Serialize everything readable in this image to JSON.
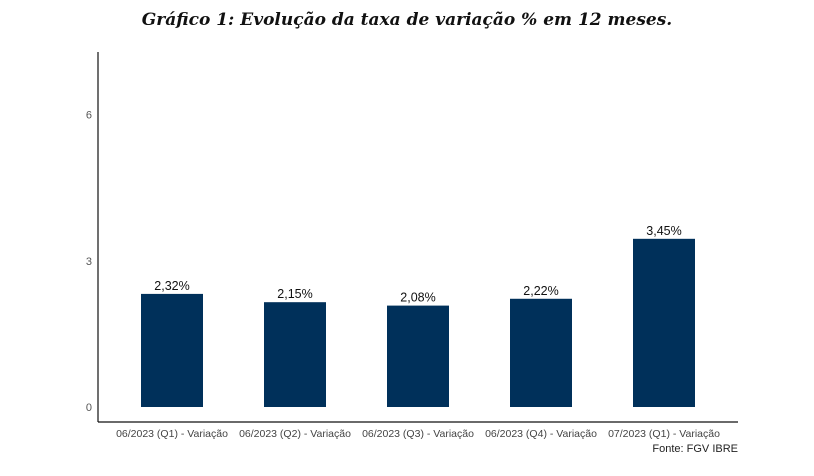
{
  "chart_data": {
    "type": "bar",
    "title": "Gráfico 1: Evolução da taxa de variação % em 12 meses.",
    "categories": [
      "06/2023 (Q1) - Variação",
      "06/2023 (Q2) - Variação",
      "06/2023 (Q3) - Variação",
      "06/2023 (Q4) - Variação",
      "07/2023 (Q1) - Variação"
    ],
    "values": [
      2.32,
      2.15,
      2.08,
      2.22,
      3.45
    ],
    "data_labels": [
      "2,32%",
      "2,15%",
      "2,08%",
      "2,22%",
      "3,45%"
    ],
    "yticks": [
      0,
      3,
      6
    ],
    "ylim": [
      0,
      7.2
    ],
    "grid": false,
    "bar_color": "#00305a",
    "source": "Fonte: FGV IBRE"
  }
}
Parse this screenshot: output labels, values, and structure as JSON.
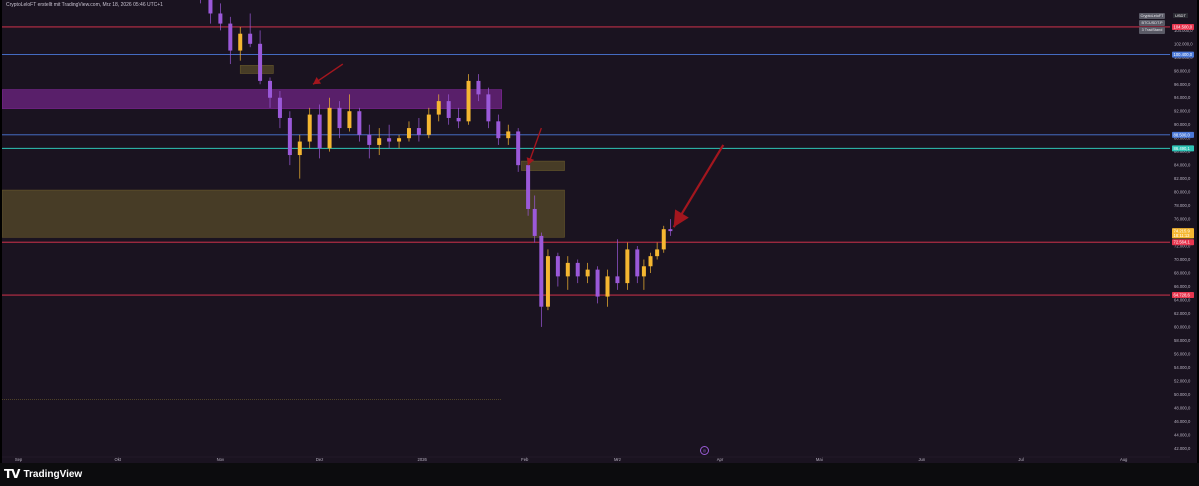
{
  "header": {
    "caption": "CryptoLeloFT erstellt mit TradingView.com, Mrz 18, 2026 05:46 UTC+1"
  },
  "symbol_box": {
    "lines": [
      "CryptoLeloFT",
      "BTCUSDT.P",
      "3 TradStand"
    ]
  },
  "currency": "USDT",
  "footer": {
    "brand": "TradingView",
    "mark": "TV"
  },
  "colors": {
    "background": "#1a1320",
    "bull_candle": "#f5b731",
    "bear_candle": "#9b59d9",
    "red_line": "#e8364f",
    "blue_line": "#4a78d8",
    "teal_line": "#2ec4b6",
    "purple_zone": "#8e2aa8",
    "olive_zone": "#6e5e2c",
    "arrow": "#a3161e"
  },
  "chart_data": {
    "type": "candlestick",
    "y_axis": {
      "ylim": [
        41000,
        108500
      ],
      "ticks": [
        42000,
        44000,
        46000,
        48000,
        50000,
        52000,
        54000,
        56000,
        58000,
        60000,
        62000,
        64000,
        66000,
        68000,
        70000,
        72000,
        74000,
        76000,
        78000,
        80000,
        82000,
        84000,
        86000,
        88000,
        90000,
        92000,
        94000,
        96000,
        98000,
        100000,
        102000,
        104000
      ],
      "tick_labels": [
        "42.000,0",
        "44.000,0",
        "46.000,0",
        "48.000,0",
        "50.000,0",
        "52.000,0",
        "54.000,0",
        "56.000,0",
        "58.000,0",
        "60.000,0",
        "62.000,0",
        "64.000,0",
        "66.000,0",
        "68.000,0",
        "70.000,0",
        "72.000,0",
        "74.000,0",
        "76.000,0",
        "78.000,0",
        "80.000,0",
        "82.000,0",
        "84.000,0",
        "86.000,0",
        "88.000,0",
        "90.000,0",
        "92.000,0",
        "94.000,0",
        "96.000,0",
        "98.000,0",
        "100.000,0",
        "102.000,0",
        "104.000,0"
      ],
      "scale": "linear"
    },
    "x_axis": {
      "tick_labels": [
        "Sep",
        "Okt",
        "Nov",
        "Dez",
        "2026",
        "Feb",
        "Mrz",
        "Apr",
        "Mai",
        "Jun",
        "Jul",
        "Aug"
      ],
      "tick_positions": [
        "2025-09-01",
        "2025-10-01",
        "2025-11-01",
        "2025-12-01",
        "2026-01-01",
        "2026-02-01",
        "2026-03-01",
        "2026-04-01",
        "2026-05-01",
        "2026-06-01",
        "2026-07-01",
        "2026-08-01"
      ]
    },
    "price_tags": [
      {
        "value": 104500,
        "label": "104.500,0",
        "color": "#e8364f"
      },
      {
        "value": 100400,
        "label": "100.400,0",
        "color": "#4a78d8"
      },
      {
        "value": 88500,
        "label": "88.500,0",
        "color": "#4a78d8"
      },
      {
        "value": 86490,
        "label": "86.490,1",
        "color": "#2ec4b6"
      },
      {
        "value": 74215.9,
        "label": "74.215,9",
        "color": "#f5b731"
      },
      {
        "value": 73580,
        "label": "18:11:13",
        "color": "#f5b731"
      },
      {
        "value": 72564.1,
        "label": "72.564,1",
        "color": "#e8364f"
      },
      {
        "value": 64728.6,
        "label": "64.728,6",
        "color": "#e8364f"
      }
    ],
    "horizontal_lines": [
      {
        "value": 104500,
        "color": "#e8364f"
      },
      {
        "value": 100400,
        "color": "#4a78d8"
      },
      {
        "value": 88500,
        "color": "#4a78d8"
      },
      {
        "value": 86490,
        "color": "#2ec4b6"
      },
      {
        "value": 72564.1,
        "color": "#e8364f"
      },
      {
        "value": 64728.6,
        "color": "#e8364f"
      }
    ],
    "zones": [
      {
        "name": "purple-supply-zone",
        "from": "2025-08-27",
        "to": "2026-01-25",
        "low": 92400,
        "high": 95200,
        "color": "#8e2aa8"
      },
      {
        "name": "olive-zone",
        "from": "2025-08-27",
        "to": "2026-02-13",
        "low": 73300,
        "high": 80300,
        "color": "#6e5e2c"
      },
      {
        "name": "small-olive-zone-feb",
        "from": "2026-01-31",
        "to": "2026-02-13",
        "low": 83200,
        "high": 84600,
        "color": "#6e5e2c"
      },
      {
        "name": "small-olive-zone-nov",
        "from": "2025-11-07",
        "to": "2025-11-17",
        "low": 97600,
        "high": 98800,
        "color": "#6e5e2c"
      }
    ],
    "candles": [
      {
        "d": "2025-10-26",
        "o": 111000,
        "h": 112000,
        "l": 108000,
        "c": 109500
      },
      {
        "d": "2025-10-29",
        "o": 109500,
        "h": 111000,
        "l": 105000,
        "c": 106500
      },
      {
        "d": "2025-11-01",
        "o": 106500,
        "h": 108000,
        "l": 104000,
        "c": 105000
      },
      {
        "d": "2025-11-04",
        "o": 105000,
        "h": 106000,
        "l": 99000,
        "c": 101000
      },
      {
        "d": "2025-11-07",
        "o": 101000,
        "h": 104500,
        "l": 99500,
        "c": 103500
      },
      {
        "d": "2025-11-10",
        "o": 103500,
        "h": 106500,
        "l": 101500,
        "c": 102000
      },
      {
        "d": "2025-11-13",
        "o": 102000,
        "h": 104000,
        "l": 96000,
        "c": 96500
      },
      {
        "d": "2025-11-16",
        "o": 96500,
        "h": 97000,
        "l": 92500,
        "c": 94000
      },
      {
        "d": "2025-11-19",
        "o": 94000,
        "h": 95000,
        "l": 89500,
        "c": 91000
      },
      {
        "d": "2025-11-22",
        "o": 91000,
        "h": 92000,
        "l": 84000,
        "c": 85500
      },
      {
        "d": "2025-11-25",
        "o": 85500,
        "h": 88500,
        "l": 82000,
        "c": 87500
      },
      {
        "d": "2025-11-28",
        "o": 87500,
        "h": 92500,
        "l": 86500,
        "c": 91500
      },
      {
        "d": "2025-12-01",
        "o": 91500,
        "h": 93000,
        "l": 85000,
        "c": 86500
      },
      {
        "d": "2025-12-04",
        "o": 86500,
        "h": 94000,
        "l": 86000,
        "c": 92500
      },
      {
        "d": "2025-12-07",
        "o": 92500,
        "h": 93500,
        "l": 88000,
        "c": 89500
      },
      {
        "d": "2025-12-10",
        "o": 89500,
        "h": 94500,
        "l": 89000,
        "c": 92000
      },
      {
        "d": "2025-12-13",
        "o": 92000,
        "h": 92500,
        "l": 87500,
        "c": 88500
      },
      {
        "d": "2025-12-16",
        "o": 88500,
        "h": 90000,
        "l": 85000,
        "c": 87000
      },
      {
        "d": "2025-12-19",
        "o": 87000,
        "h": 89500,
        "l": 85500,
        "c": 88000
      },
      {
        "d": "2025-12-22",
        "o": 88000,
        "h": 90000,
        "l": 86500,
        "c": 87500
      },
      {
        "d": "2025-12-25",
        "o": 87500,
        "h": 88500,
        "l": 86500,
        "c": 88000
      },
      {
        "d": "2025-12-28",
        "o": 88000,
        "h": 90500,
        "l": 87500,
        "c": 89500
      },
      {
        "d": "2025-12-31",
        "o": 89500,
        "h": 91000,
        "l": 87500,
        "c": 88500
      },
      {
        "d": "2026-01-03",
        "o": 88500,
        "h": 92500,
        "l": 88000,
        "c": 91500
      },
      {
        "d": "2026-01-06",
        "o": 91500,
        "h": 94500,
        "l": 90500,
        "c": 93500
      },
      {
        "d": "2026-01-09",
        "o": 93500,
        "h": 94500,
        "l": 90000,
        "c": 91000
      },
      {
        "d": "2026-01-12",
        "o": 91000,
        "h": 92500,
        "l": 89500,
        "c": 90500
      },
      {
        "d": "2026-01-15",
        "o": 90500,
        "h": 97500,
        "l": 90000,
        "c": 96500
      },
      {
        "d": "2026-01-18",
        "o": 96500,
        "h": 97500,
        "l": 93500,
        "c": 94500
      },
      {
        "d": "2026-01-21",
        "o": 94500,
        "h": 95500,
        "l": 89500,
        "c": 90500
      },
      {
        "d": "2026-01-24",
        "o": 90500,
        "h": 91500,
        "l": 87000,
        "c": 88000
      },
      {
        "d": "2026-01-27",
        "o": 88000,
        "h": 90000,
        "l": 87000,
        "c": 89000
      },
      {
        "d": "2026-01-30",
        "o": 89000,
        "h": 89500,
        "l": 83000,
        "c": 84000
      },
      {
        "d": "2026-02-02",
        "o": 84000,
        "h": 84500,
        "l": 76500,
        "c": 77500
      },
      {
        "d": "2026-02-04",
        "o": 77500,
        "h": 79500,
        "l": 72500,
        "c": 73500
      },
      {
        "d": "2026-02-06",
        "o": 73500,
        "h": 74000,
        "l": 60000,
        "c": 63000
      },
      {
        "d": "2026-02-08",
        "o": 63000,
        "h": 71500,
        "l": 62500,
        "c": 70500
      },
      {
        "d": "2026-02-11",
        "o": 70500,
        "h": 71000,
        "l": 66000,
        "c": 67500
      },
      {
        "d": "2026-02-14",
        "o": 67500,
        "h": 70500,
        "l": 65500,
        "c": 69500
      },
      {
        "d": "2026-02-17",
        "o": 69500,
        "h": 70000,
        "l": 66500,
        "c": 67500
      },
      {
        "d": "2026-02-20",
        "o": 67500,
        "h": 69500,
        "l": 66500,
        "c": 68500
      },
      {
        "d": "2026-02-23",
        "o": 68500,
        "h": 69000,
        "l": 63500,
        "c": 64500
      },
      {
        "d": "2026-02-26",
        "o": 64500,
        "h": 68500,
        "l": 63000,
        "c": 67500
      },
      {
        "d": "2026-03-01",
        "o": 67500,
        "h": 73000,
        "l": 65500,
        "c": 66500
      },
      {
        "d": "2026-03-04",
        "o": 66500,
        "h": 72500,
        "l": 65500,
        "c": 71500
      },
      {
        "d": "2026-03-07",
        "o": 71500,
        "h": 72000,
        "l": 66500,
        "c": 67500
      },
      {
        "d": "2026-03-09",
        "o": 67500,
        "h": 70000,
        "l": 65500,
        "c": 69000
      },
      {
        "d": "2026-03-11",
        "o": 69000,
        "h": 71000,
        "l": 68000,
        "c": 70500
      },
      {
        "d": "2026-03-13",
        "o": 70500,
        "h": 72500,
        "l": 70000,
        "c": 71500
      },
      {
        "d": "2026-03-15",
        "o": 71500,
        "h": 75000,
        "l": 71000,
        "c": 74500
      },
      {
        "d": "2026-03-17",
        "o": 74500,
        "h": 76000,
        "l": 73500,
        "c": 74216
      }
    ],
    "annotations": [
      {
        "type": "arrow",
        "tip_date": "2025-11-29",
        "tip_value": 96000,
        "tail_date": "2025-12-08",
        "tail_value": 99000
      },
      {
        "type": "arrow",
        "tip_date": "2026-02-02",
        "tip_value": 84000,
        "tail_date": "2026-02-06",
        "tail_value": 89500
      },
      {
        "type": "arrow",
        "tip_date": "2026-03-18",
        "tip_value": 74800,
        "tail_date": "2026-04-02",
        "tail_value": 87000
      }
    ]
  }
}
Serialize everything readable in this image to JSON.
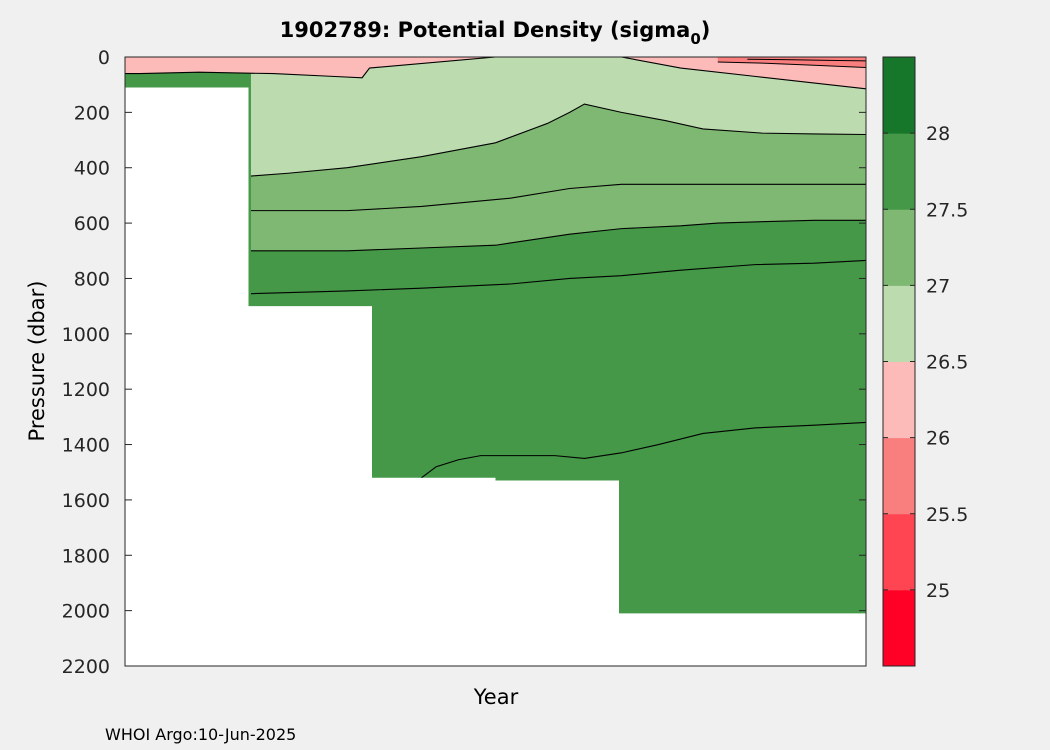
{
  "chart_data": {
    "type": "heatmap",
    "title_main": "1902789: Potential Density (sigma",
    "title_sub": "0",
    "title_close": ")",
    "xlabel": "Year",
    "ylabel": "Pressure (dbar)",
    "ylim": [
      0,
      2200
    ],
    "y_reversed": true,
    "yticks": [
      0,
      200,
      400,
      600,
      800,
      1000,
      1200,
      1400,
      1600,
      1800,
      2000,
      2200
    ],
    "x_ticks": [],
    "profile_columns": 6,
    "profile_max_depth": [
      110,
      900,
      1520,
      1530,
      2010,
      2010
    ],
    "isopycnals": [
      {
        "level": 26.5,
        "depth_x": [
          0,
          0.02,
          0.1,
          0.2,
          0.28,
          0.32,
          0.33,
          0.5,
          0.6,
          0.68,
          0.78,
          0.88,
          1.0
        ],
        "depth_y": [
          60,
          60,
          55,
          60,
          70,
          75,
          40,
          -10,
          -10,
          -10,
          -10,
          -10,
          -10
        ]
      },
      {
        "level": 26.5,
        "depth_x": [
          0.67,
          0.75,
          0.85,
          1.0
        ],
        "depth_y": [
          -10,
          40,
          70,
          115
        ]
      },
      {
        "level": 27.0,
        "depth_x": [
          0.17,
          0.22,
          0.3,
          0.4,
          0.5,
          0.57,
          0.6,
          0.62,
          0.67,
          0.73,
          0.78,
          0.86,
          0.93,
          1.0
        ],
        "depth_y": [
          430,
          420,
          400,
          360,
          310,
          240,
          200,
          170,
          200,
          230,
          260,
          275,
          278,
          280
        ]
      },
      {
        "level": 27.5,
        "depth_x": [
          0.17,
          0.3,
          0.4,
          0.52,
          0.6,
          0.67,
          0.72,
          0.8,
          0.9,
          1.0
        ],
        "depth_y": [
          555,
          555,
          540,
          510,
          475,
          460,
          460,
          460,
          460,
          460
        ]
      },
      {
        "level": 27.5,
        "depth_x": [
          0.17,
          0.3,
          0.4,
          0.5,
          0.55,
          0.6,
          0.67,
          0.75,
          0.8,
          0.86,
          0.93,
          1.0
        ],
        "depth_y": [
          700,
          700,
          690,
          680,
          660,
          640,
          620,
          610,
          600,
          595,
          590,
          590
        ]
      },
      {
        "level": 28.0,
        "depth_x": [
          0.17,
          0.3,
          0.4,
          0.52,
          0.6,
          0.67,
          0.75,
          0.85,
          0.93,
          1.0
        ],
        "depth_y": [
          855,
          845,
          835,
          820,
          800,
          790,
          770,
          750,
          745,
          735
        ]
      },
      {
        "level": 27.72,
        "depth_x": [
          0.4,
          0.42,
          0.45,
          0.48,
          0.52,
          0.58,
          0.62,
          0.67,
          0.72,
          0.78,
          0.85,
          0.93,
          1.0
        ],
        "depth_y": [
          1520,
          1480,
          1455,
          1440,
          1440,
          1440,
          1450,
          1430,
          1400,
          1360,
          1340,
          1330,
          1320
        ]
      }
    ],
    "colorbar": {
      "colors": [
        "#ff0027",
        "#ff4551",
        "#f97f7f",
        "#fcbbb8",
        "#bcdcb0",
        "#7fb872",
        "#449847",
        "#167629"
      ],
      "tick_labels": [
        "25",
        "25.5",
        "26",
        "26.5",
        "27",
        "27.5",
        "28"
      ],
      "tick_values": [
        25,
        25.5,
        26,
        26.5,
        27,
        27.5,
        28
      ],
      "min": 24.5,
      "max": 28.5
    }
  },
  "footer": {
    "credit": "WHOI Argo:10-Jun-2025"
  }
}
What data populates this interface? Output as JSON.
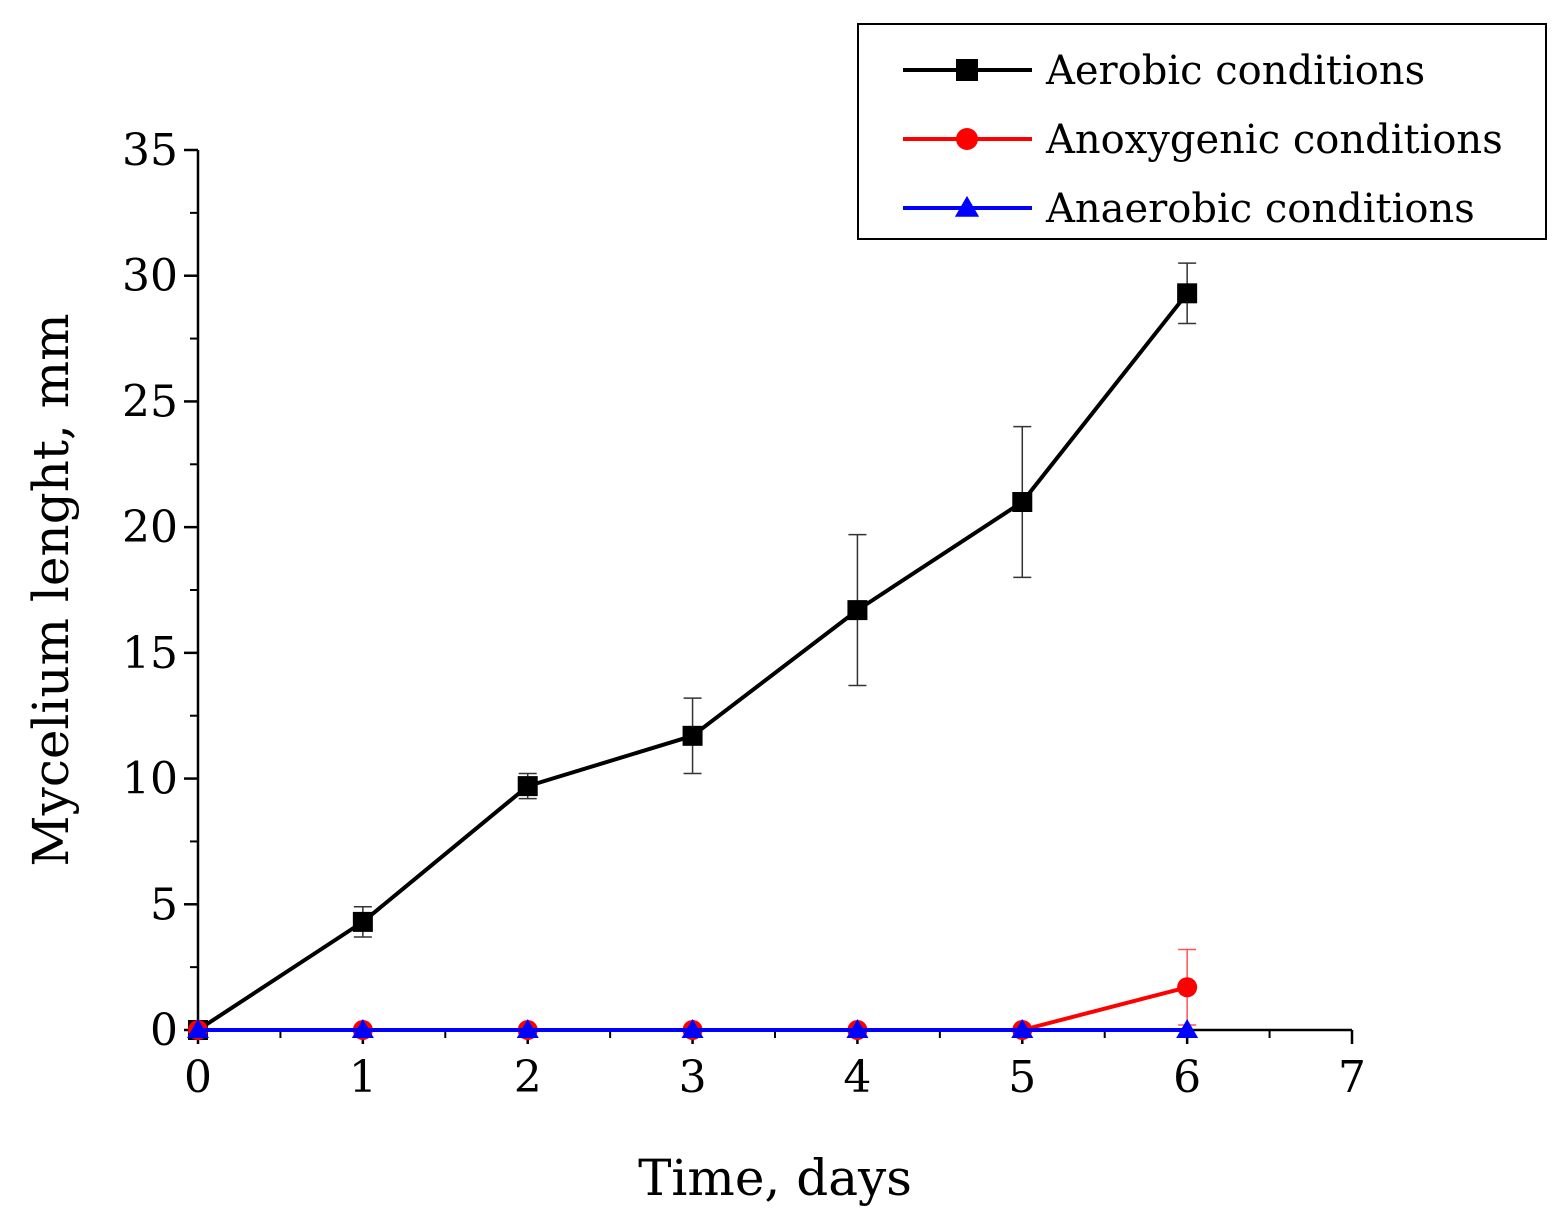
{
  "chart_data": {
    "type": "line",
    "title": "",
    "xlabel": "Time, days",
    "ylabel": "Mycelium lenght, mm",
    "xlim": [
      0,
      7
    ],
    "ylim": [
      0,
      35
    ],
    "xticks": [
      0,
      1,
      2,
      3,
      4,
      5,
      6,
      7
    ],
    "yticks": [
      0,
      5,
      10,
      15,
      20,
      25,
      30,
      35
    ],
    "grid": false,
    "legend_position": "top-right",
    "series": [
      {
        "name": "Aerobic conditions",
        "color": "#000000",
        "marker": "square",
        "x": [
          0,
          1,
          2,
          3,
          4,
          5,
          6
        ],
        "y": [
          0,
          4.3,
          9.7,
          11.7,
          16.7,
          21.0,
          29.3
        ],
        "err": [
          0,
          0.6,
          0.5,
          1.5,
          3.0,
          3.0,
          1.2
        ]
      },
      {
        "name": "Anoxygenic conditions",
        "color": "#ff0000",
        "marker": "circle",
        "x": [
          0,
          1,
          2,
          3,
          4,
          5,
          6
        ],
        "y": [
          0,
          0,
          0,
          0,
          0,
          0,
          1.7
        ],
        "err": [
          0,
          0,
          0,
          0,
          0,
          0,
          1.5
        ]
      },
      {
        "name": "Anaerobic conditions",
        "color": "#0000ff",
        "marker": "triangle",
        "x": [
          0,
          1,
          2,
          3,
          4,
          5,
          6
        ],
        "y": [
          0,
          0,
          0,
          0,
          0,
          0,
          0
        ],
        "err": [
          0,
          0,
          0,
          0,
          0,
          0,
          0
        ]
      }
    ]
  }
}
◆ ◆ ◆ ◆
PROBLEM TO WORK ON: Show the lines of the material that contain the word "small".

CORRECT RESULT:
        "name": "small-olive-zone-feb",
        "name": "small-olive-zone-nov",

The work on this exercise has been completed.